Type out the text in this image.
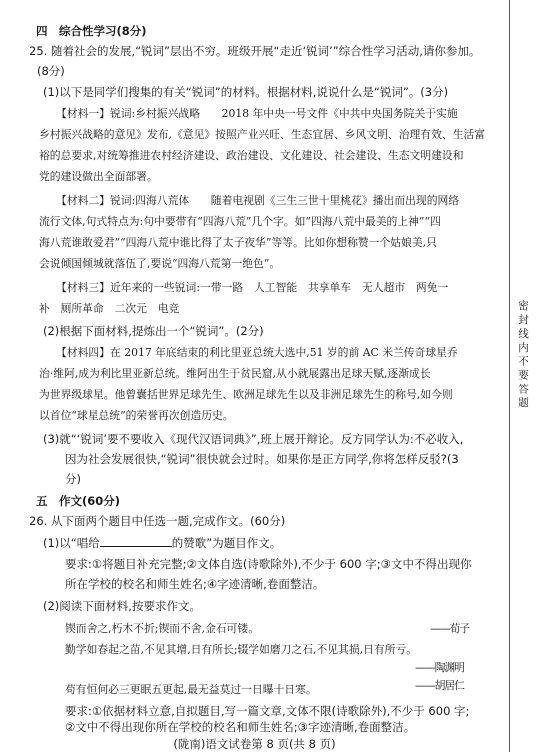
四　综合性学习(8分)
25. 随着社会的发展,“锐词”层出不穷。班级开展“走近‘锐词’”综合性学习活动,请你参加。
(8分)
(1)以下是同学们搜集的有关“锐词”的材料。根据材料,说说什么是“锐词”。(3分)
【材料一】锐词:乡村振兴战略　　2018 年中央一号文件《中共中央国务院关于实施
乡村振兴战略的意见》发布,《意见》按照产业兴旺、生态宜居、乡风文明、治理有效、生活富
裕的总要求,对统筹推进农村经济建设、政治建设、文化建设、社会建设、生态文明建设和
党的建设做出全面部署。
【材料二】锐词:四海八荒体　　随着电视剧《三生三世十里桃花》播出而出现的网络
流行文体,句式特点为:句中要带有“四海八荒”几个字。如“四海八荒中最美的上神”“四
海八荒谁敢爱君”“四海八荒中谁比得了太子夜华”等等。比如你想称赞一个姑娘美,只
会说倾国倾城就落伍了,要说“四海八荒第一绝色”。
【材料三】近年来的一些锐词:一带一路　人工智能　共享单车　无人超市　两免一
补　厕所革命　二次元　电竞
(2)根据下面材料,提炼出一个“锐词”。(2分)
【材料四】在 2017 年底结束的利比里亚总统大选中,51 岁的前 AC 米兰传奇球星乔
治·维阿,成为利比里亚新总统。维阿出生于贫民窟,从小就展露出足球天赋,逐渐成长
为世界级球星。他曾囊括世界足球先生、欧洲足球先生以及非洲足球先生的称号,如今则
以首位“球星总统”的荣誉再次创造历史。
(3)就“‘锐词’要不要收入《现代汉语词典》”,班上展开辩论。反方同学认为:不必收入,
因为社会发展很快,“锐词”很快就会过时。如果你是正方同学,你将怎样反驳?(3
分)
五　作文(60分)
26. 从下面两个题目中任选一题,完成作文。(60分)
(1)以“唱给	的赞歌”为题目作文。
要求:①将题目补充完整;②文体自选(诗歌除外),不少于 600 字;③文中不得出现你
所在学校的校名和师生姓名;④字迹清晰,卷面整洁。
(2)阅读下面材料,按要求作文。
锲而舍之,朽木不折;锲而不舍,金石可镂。	——荀子
勤学如春起之苗,不见其增,日有所长;辍学如磨刀之石,不见其损,日有所亏。
——陶渊明
苟有恒何必三更眠五更起,最无益莫过一日曝十日寒。	——胡居仁
要求:①依据材料立意,自拟题目,写一篇文章,文体不限(诗歌除外),不少于 600 字;
②文中不得出现你所在学校的校名和师生姓名;③字迹清晰,卷面整洁。
(陇南)语文试卷第 8 页(共 8 页)
密 封 线 内 不 要 答 题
━━━━━━━━━━━━━━━━━━━━━━━━━━━━━━
Short exercise
Repeat the data exactly in full, omitting its pictures.

Complete output
Type out the text in this image.
四　综合性学习(8分)
25. 随着社会的发展,“锐词”层出不穷。班级开展“走近‘锐词’”综合性学习活动,请你参加。
(8分)
(1)以下是同学们搜集的有关“锐词”的材料。根据材料,说说什么是“锐词”。(3分)
【材料一】锐词:乡村振兴战略　　2018 年中央一号文件《中共中央国务院关于实施
乡村振兴战略的意见》发布,《意见》按照产业兴旺、生态宜居、乡风文明、治理有效、生活富
裕的总要求,对统筹推进农村经济建设、政治建设、文化建设、社会建设、生态文明建设和
党的建设做出全面部署。
【材料二】锐词:四海八荒体　　随着电视剧《三生三世十里桃花》播出而出现的网络
流行文体,句式特点为:句中要带有“四海八荒”几个字。如“四海八荒中最美的上神”“四
海八荒谁敢爱君”“四海八荒中谁比得了太子夜华”等等。比如你想称赞一个姑娘美,只
会说倾国倾城就落伍了,要说“四海八荒第一绝色”。
【材料三】近年来的一些锐词:一带一路　人工智能　共享单车　无人超市　两免一
补　厕所革命　二次元　电竞
(2)根据下面材料,提炼出一个“锐词”。(2分)
【材料四】在 2017 年底结束的利比里亚总统大选中,51 岁的前 AC 米兰传奇球星乔
治·维阿,成为利比里亚新总统。维阿出生于贫民窟,从小就展露出足球天赋,逐渐成长
为世界级球星。他曾囊括世界足球先生、欧洲足球先生以及非洲足球先生的称号,如今则
以首位“球星总统”的荣誉再次创造历史。
(3)就“‘锐词’要不要收入《现代汉语词典》”,班上展开辩论。反方同学认为:不必收入,
因为社会发展很快,“锐词”很快就会过时。如果你是正方同学,你将怎样反驳?(3
分)
五　作文(60分)
26. 从下面两个题目中任选一题,完成作文。(60分)
(1)以“唱给	的赞歌”为题目作文。
要求:①将题目补充完整;②文体自选(诗歌除外),不少于 600 字;③文中不得出现你
所在学校的校名和师生姓名;④字迹清晰,卷面整洁。
(2)阅读下面材料,按要求作文。
锲而舍之,朽木不折;锲而不舍,金石可镂。	——荀子
勤学如春起之苗,不见其增,日有所长;辍学如磨刀之石,不见其损,日有所亏。
——陶渊明
苟有恒何必三更眠五更起,最无益莫过一日曝十日寒。	——胡居仁
要求:①依据材料立意,自拟题目,写一篇文章,文体不限(诗歌除外),不少于 600 字;
②文中不得出现你所在学校的校名和师生姓名;③字迹清晰,卷面整洁。
(陇南)语文试卷第 8 页(共 8 页)
密 封 线 内 不 要 答 题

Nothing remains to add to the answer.